→ **Material for this exercise**:
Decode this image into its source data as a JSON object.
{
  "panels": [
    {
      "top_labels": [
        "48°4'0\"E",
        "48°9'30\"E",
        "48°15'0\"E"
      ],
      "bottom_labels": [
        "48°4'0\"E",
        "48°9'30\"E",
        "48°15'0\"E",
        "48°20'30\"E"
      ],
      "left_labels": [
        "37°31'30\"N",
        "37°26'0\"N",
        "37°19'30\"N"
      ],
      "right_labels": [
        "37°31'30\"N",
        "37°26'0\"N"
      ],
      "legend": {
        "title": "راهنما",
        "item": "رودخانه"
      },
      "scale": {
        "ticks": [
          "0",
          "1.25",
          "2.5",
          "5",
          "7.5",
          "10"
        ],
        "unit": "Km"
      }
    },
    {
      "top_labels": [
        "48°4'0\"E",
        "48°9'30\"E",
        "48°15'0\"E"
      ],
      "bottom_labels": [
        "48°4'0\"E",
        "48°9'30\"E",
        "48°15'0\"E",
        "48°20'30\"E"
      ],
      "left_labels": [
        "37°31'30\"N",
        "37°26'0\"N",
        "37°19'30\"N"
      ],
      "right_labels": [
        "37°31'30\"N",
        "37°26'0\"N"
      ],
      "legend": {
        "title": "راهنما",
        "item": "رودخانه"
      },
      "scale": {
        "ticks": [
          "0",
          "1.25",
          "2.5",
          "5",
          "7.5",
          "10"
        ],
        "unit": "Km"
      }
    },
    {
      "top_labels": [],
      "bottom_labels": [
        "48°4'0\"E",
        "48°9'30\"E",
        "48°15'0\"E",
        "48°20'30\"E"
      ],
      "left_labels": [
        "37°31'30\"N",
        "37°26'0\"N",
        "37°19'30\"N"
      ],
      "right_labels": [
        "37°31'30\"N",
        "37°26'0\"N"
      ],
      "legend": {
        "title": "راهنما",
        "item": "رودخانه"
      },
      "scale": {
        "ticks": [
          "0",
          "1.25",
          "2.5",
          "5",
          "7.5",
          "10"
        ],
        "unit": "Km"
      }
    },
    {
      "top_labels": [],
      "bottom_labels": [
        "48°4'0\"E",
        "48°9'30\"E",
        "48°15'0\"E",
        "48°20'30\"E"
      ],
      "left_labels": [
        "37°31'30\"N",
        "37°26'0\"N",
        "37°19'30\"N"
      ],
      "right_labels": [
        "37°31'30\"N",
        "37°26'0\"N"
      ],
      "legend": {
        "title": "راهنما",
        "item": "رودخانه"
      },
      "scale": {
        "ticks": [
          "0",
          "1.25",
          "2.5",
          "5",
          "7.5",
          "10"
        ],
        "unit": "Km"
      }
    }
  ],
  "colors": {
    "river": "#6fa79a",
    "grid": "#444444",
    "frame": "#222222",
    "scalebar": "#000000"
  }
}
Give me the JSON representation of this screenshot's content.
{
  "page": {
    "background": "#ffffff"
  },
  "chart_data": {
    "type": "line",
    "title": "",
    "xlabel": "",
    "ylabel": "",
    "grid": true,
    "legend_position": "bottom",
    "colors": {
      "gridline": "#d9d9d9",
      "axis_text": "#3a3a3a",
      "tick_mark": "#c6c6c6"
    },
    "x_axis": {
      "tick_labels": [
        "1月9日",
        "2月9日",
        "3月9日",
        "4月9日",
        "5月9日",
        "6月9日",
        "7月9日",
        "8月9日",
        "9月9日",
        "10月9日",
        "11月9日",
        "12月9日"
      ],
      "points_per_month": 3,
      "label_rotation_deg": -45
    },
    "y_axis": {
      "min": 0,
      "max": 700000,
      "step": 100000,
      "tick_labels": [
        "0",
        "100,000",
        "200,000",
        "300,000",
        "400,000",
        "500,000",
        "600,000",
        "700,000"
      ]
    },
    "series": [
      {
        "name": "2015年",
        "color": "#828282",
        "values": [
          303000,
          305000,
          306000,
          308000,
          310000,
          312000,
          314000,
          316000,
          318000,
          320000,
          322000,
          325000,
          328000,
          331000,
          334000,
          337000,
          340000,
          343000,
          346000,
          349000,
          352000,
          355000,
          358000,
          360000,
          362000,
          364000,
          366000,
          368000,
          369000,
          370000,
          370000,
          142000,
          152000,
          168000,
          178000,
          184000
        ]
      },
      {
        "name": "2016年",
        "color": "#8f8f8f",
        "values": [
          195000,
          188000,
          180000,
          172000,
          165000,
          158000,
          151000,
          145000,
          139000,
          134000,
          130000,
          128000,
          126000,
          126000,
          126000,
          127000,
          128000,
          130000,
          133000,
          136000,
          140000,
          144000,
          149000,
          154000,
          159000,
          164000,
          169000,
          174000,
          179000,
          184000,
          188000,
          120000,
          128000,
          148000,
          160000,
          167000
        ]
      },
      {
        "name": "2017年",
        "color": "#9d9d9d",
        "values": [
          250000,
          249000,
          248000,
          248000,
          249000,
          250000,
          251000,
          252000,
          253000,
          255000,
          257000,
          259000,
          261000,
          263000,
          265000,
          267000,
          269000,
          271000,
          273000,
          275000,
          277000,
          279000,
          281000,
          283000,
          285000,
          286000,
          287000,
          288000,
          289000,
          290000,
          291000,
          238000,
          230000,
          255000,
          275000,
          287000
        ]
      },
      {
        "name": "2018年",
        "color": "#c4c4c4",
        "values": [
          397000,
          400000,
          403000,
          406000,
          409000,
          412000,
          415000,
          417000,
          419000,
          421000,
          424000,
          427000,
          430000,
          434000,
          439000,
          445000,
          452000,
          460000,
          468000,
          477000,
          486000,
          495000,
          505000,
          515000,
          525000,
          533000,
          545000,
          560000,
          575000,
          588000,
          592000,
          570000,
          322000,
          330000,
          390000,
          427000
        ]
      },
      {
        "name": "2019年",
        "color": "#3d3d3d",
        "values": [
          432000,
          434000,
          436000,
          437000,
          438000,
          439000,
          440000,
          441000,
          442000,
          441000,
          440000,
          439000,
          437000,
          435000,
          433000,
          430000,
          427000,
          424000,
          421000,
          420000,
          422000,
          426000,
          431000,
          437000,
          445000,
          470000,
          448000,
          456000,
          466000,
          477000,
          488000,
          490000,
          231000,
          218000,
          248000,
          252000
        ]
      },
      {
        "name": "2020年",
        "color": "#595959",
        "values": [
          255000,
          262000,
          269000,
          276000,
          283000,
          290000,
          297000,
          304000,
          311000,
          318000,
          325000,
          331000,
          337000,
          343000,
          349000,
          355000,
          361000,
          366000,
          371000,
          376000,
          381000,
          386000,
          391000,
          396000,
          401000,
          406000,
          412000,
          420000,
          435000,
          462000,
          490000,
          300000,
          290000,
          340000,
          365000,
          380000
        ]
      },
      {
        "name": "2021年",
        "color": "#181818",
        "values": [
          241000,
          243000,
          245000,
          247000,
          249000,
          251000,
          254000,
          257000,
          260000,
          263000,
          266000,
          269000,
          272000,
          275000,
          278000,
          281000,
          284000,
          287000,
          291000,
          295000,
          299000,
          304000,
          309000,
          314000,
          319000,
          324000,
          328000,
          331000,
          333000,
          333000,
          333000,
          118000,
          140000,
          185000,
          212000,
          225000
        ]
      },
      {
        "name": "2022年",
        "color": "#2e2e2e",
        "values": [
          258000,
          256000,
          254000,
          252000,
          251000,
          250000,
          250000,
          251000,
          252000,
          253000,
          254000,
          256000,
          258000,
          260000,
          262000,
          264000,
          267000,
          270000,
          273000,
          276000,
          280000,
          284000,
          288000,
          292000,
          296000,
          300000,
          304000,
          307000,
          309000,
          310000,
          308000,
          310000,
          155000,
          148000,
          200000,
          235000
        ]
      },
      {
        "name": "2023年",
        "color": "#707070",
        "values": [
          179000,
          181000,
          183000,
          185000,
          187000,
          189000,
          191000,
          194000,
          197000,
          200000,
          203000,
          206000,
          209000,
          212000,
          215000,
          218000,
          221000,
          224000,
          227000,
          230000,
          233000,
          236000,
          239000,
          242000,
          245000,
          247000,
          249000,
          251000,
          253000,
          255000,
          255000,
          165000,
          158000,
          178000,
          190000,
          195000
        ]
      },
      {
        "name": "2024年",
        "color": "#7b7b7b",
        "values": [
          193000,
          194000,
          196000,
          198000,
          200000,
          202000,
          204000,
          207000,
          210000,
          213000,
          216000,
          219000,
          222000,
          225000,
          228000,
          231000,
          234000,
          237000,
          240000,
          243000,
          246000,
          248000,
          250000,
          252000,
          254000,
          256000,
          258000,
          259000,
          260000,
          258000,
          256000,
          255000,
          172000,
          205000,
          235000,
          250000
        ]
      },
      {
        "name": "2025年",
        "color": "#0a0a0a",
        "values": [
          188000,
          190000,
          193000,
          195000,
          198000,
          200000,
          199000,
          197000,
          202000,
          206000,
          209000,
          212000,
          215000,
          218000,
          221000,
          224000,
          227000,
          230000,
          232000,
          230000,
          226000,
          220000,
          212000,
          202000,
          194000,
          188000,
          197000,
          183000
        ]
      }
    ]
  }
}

→ **Exercise**: Return only the number of lines in the preceding records that contain the string "JSON".

→ **Answer to this exercise**: 2